### SET EXERCISE
Reproduce all of the following lines verbatim, without any changes.

— START OF AVAILABLE DATA —

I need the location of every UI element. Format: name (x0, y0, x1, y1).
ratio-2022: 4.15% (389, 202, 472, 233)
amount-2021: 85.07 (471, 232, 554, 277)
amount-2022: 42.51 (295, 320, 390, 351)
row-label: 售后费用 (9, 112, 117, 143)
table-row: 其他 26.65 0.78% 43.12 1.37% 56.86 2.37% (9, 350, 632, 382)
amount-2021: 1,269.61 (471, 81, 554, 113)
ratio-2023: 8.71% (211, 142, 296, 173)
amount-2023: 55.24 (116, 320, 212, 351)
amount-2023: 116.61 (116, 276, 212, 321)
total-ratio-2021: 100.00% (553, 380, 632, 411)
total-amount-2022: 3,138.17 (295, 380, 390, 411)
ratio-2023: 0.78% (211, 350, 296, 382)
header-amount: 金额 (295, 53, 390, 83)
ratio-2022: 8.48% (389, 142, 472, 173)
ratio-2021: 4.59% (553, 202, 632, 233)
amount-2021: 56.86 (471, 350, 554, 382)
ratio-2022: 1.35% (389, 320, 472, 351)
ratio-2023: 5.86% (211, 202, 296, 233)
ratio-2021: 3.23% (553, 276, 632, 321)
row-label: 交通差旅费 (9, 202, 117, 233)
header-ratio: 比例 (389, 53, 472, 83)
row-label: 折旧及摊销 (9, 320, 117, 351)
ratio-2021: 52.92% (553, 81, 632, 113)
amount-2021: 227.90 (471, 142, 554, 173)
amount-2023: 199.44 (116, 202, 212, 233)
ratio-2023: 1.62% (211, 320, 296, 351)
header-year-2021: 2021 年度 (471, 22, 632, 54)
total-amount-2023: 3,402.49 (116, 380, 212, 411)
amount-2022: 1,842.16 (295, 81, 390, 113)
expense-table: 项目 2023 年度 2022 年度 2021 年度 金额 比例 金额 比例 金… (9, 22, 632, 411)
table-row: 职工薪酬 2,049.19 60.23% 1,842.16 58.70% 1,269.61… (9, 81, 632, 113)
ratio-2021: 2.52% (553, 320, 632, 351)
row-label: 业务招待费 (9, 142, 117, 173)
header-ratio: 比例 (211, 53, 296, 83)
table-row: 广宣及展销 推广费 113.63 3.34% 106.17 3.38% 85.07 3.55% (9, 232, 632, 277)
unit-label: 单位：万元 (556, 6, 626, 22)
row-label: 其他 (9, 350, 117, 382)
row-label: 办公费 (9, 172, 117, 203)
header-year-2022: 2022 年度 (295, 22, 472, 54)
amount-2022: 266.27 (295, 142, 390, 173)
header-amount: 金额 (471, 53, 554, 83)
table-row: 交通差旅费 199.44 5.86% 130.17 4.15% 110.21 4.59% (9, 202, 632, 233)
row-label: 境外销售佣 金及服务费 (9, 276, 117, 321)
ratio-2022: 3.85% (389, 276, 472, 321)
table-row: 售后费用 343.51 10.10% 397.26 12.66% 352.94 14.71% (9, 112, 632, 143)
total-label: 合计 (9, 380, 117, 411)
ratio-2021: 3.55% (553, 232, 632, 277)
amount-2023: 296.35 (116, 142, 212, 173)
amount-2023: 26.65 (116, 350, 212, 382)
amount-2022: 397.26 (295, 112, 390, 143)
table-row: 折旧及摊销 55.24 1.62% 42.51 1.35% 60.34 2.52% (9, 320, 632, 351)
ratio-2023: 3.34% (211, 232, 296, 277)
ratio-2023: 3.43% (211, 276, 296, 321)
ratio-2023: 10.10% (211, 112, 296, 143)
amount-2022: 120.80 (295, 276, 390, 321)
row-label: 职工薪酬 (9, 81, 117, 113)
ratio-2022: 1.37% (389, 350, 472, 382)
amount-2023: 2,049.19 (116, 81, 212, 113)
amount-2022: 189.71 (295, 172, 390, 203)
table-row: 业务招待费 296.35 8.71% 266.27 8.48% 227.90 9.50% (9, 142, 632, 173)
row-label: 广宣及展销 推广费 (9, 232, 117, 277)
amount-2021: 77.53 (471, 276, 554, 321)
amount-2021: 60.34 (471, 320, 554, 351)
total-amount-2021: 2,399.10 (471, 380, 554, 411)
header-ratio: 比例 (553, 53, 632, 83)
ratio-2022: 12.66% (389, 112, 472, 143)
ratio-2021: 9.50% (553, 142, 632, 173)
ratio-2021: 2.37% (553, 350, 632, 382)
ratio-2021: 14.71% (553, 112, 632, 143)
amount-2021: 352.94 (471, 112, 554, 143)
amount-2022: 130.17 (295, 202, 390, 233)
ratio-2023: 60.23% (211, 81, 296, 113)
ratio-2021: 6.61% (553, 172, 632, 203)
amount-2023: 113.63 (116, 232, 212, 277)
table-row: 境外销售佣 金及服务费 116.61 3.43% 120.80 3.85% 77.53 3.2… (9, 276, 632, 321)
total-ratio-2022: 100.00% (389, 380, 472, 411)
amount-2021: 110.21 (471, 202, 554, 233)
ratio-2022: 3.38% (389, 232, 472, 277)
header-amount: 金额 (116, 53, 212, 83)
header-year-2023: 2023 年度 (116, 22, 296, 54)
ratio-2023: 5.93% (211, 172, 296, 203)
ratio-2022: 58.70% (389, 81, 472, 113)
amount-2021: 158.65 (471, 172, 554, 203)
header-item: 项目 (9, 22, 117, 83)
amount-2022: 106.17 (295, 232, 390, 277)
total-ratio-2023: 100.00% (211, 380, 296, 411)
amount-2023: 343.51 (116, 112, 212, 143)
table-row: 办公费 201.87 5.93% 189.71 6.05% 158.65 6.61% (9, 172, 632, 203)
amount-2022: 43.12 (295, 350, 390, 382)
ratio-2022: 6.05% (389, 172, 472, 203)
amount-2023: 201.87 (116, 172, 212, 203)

— END OF AVAILABLE DATA —

### THE SOLUTION
I need the location of every UI element. Format: name (x0, y0, x1, y1).
ratio-2022: 4.15% (389, 202, 472, 233)
amount-2021: 85.07 (471, 232, 554, 277)
amount-2022: 42.51 (295, 320, 390, 351)
row-label: 售后费用 (9, 112, 117, 143)
table-row: 其他 26.65 0.78% 43.12 1.37% 56.86 2.37% (9, 350, 632, 382)
amount-2021: 1,269.61 (471, 81, 554, 113)
ratio-2023: 8.71% (211, 142, 296, 173)
amount-2023: 55.24 (116, 320, 212, 351)
amount-2023: 116.61 (116, 276, 212, 321)
total-ratio-2021: 100.00% (553, 380, 632, 411)
total-amount-2022: 3,138.17 (295, 380, 390, 411)
ratio-2023: 0.78% (211, 350, 296, 382)
header-amount: 金额 (295, 53, 390, 83)
ratio-2022: 8.48% (389, 142, 472, 173)
ratio-2021: 4.59% (553, 202, 632, 233)
amount-2021: 56.86 (471, 350, 554, 382)
ratio-2022: 1.35% (389, 320, 472, 351)
ratio-2023: 5.86% (211, 202, 296, 233)
ratio-2021: 3.23% (553, 276, 632, 321)
row-label: 交通差旅费 (9, 202, 117, 233)
header-ratio: 比例 (389, 53, 472, 83)
row-label: 折旧及摊销 (9, 320, 117, 351)
ratio-2021: 52.92% (553, 81, 632, 113)
amount-2021: 227.90 (471, 142, 554, 173)
amount-2023: 199.44 (116, 202, 212, 233)
ratio-2023: 1.62% (211, 320, 296, 351)
header-year-2021: 2021 年度 (471, 22, 632, 54)
total-amount-2023: 3,402.49 (116, 380, 212, 411)
amount-2022: 1,842.16 (295, 81, 390, 113)
expense-table: 项目 2023 年度 2022 年度 2021 年度 金额 比例 金额 比例 金… (9, 22, 632, 411)
table-row: 职工薪酬 2,049.19 60.23% 1,842.16 58.70% 1,269.61… (9, 81, 632, 113)
ratio-2021: 2.52% (553, 320, 632, 351)
row-label: 业务招待费 (9, 142, 117, 173)
header-ratio: 比例 (211, 53, 296, 83)
table-row: 广宣及展销 推广费 113.63 3.34% 106.17 3.38% 85.07 3.55% (9, 232, 632, 277)
unit-label: 单位：万元 (556, 6, 626, 22)
row-label: 其他 (9, 350, 117, 382)
row-label: 办公费 (9, 172, 117, 203)
header-year-2022: 2022 年度 (295, 22, 472, 54)
amount-2022: 266.27 (295, 142, 390, 173)
header-amount: 金额 (471, 53, 554, 83)
table-row: 交通差旅费 199.44 5.86% 130.17 4.15% 110.21 4.59% (9, 202, 632, 233)
row-label: 境外销售佣 金及服务费 (9, 276, 117, 321)
ratio-2022: 3.85% (389, 276, 472, 321)
table-row: 售后费用 343.51 10.10% 397.26 12.66% 352.94 14.71% (9, 112, 632, 143)
total-label: 合计 (9, 380, 117, 411)
ratio-2021: 3.55% (553, 232, 632, 277)
amount-2023: 296.35 (116, 142, 212, 173)
amount-2023: 26.65 (116, 350, 212, 382)
amount-2022: 397.26 (295, 112, 390, 143)
table-row: 折旧及摊销 55.24 1.62% 42.51 1.35% 60.34 2.52% (9, 320, 632, 351)
ratio-2023: 3.34% (211, 232, 296, 277)
ratio-2023: 3.43% (211, 276, 296, 321)
ratio-2023: 10.10% (211, 112, 296, 143)
amount-2022: 120.80 (295, 276, 390, 321)
row-label: 职工薪酬 (9, 81, 117, 113)
ratio-2022: 1.37% (389, 350, 472, 382)
amount-2023: 2,049.19 (116, 81, 212, 113)
amount-2022: 189.71 (295, 172, 390, 203)
table-row: 业务招待费 296.35 8.71% 266.27 8.48% 227.90 9.50% (9, 142, 632, 173)
row-label: 广宣及展销 推广费 (9, 232, 117, 277)
amount-2021: 77.53 (471, 276, 554, 321)
amount-2021: 60.34 (471, 320, 554, 351)
total-amount-2021: 2,399.10 (471, 380, 554, 411)
header-ratio: 比例 (553, 53, 632, 83)
ratio-2022: 12.66% (389, 112, 472, 143)
ratio-2021: 9.50% (553, 142, 632, 173)
ratio-2021: 2.37% (553, 350, 632, 382)
ratio-2021: 14.71% (553, 112, 632, 143)
amount-2021: 352.94 (471, 112, 554, 143)
amount-2022: 130.17 (295, 202, 390, 233)
ratio-2023: 60.23% (211, 81, 296, 113)
ratio-2021: 6.61% (553, 172, 632, 203)
amount-2023: 113.63 (116, 232, 212, 277)
table-row: 境外销售佣 金及服务费 116.61 3.43% 120.80 3.85% 77.53 3.2… (9, 276, 632, 321)
total-ratio-2022: 100.00% (389, 380, 472, 411)
amount-2021: 110.21 (471, 202, 554, 233)
ratio-2022: 3.38% (389, 232, 472, 277)
header-amount: 金额 (116, 53, 212, 83)
header-year-2023: 2023 年度 (116, 22, 296, 54)
ratio-2023: 5.93% (211, 172, 296, 203)
ratio-2022: 58.70% (389, 81, 472, 113)
amount-2021: 158.65 (471, 172, 554, 203)
header-item: 项目 (9, 22, 117, 83)
amount-2022: 106.17 (295, 232, 390, 277)
total-ratio-2023: 100.00% (211, 380, 296, 411)
amount-2023: 343.51 (116, 112, 212, 143)
table-row: 办公费 201.87 5.93% 189.71 6.05% 158.65 6.61% (9, 172, 632, 203)
amount-2022: 43.12 (295, 350, 390, 382)
ratio-2022: 6.05% (389, 172, 472, 203)
amount-2023: 201.87 (116, 172, 212, 203)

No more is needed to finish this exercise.